■ What is required ■
Copy out the listing in full, exactly as written, but not its pictures.

..............................

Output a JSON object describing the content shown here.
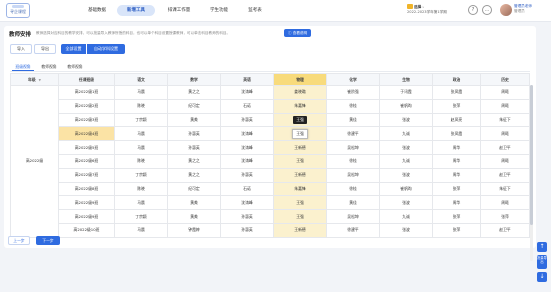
{
  "app": {
    "logo_text": "寻企课程",
    "nav": [
      "基础数据",
      "新增工具",
      "排课工作量",
      "学生功能",
      "监考表"
    ],
    "active_nav": 1,
    "term": {
      "badge": "选择",
      "current": "2022-2023学年第1学期",
      "chevron": "v"
    },
    "user": {
      "name": "管理员老师",
      "role": "管理员"
    },
    "icons": {
      "help": "?",
      "message": "…"
    }
  },
  "page": {
    "title": "教师安排",
    "description": "教师选择对应科目的教学安排，可以批量导入教师所授的科目，也可以单个科目设置授课教师，可以单击科目教师的科目。",
    "preview_button": "查看说明",
    "actions": {
      "import": "导入",
      "export": "导出",
      "all_settings": "全部设置",
      "copy_settings": "自动学科设置"
    },
    "subtabs": [
      "班级视角",
      "教师视角",
      "教师视角"
    ],
    "active_subtab": 0
  },
  "table": {
    "headers": [
      "年级",
      "任课班级",
      "语文",
      "数学",
      "英语",
      "物理",
      "化学",
      "生物",
      "政治",
      "历史"
    ],
    "grade_filter_icon": "▼",
    "grade": "高2022级",
    "highlight_column": 5,
    "selected_row": 3,
    "edit_box": {
      "row": 3,
      "text": "王强"
    },
    "tooltip": {
      "row": 2,
      "text": "王强"
    },
    "rows": [
      [
        "高2022级1班",
        "马晨",
        "黄之之",
        "沈涛峰",
        "姜晓璐",
        "崔阶强",
        "于讯霞",
        "张凤霞",
        "周曦"
      ],
      [
        "高2022级2班",
        "陈晓",
        "纪可定",
        "石诺",
        "朱嘉锋",
        "徐桂",
        "崔帆昀",
        "张萍",
        "周曦"
      ],
      [
        "高2022级3班",
        "丁宗颖",
        "黄美",
        "孙惠英",
        "王强",
        "黄佳",
        "张波",
        "赵凤亮",
        "朱征下"
      ],
      [
        "高2022级4班",
        "马晨",
        "孙惠英",
        "沈涛峰",
        "王强",
        "徐建平",
        "九诚",
        "张凤霞",
        "周曦"
      ],
      [
        "高2022级5班",
        "马晨",
        "孙惠英",
        "沈涛峰",
        "王新德",
        "吴松坤",
        "张波",
        "周华",
        "赵卫平"
      ],
      [
        "高2022级6班",
        "陈晓",
        "黄之之",
        "沈涛峰",
        "王强",
        "徐桂",
        "九诚",
        "周华",
        "周曦"
      ],
      [
        "高2022级7班",
        "丁宗颖",
        "黄之之",
        "孙惠英",
        "王新德",
        "吴松坤",
        "张波",
        "周华",
        "赵卫平"
      ],
      [
        "高2022级8班",
        "陈晓",
        "纪可定",
        "石诺",
        "朱嘉锋",
        "徐桂",
        "崔帆昀",
        "张萍",
        "朱征下"
      ],
      [
        "高2022级9班",
        "马晨",
        "黄美",
        "沈涛峰",
        "王强",
        "黄佳",
        "张波",
        "周华",
        "周曦"
      ],
      [
        "高2022级9班",
        "丁宗颖",
        "黄美",
        "孙惠英",
        "王强",
        "吴松坤",
        "九诚",
        "张萍",
        "张萍"
      ],
      [
        "高2022级10班",
        "马晨",
        "钟霞婷",
        "孙惠英",
        "王新德",
        "徐建平",
        "张波",
        "张萍",
        "赵卫平"
      ]
    ]
  },
  "footer": {
    "prev": "上一步",
    "next": "下一步"
  },
  "float_tools": {
    "top": "↑",
    "export_label": "批量导出",
    "download": "↓"
  },
  "colors": {
    "primary": "#2f6be0",
    "highlight": "#f8db7c",
    "selected": "#fbe3a5"
  }
}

..............................

■ Problem solution ■
Output a JSON object describing the content shown here.
{
  "app": {
    "logo_text": "寻企课程",
    "nav": [
      "基础数据",
      "新增工具",
      "排课工作量",
      "学生功能",
      "监考表"
    ],
    "active_nav": 1,
    "term": {
      "badge": "选择",
      "current": "2022-2023学年第1学期",
      "chevron": "v"
    },
    "user": {
      "name": "管理员老师",
      "role": "管理员"
    },
    "icons": {
      "help": "?",
      "message": "…"
    }
  },
  "page": {
    "title": "教师安排",
    "description": "教师选择对应科目的教学安排，可以批量导入教师所授的科目，也可以单个科目设置授课教师，可以单击科目教师的科目。",
    "preview_button": "查看说明",
    "actions": {
      "import": "导入",
      "export": "导出",
      "all_settings": "全部设置",
      "copy_settings": "自动学科设置"
    },
    "subtabs": [
      "班级视角",
      "教师视角",
      "教师视角"
    ],
    "active_subtab": 0
  },
  "table": {
    "headers": [
      "年级",
      "任课班级",
      "语文",
      "数学",
      "英语",
      "物理",
      "化学",
      "生物",
      "政治",
      "历史"
    ],
    "grade_filter_icon": "▼",
    "grade": "高2022级",
    "highlight_column": 5,
    "selected_row": 3,
    "edit_box": {
      "row": 3,
      "text": "王强"
    },
    "tooltip": {
      "row": 2,
      "text": "王强"
    },
    "rows": [
      [
        "高2022级1班",
        "马晨",
        "黄之之",
        "沈涛峰",
        "姜晓璐",
        "崔阶强",
        "于讯霞",
        "张凤霞",
        "周曦"
      ],
      [
        "高2022级2班",
        "陈晓",
        "纪可定",
        "石诺",
        "朱嘉锋",
        "徐桂",
        "崔帆昀",
        "张萍",
        "周曦"
      ],
      [
        "高2022级3班",
        "丁宗颖",
        "黄美",
        "孙惠英",
        "王强",
        "黄佳",
        "张波",
        "赵凤亮",
        "朱征下"
      ],
      [
        "高2022级4班",
        "马晨",
        "孙惠英",
        "沈涛峰",
        "王强",
        "徐建平",
        "九诚",
        "张凤霞",
        "周曦"
      ],
      [
        "高2022级5班",
        "马晨",
        "孙惠英",
        "沈涛峰",
        "王新德",
        "吴松坤",
        "张波",
        "周华",
        "赵卫平"
      ],
      [
        "高2022级6班",
        "陈晓",
        "黄之之",
        "沈涛峰",
        "王强",
        "徐桂",
        "九诚",
        "周华",
        "周曦"
      ],
      [
        "高2022级7班",
        "丁宗颖",
        "黄之之",
        "孙惠英",
        "王新德",
        "吴松坤",
        "张波",
        "周华",
        "赵卫平"
      ],
      [
        "高2022级8班",
        "陈晓",
        "纪可定",
        "石诺",
        "朱嘉锋",
        "徐桂",
        "崔帆昀",
        "张萍",
        "朱征下"
      ],
      [
        "高2022级9班",
        "马晨",
        "黄美",
        "沈涛峰",
        "王强",
        "黄佳",
        "张波",
        "周华",
        "周曦"
      ],
      [
        "高2022级9班",
        "丁宗颖",
        "黄美",
        "孙惠英",
        "王强",
        "吴松坤",
        "九诚",
        "张萍",
        "张萍"
      ],
      [
        "高2022级10班",
        "马晨",
        "钟霞婷",
        "孙惠英",
        "王新德",
        "徐建平",
        "张波",
        "张萍",
        "赵卫平"
      ]
    ]
  },
  "footer": {
    "prev": "上一步",
    "next": "下一步"
  },
  "float_tools": {
    "top": "↑",
    "export_label": "批量导出",
    "download": "↓"
  },
  "colors": {
    "primary": "#2f6be0",
    "highlight": "#f8db7c",
    "selected": "#fbe3a5"
  }
}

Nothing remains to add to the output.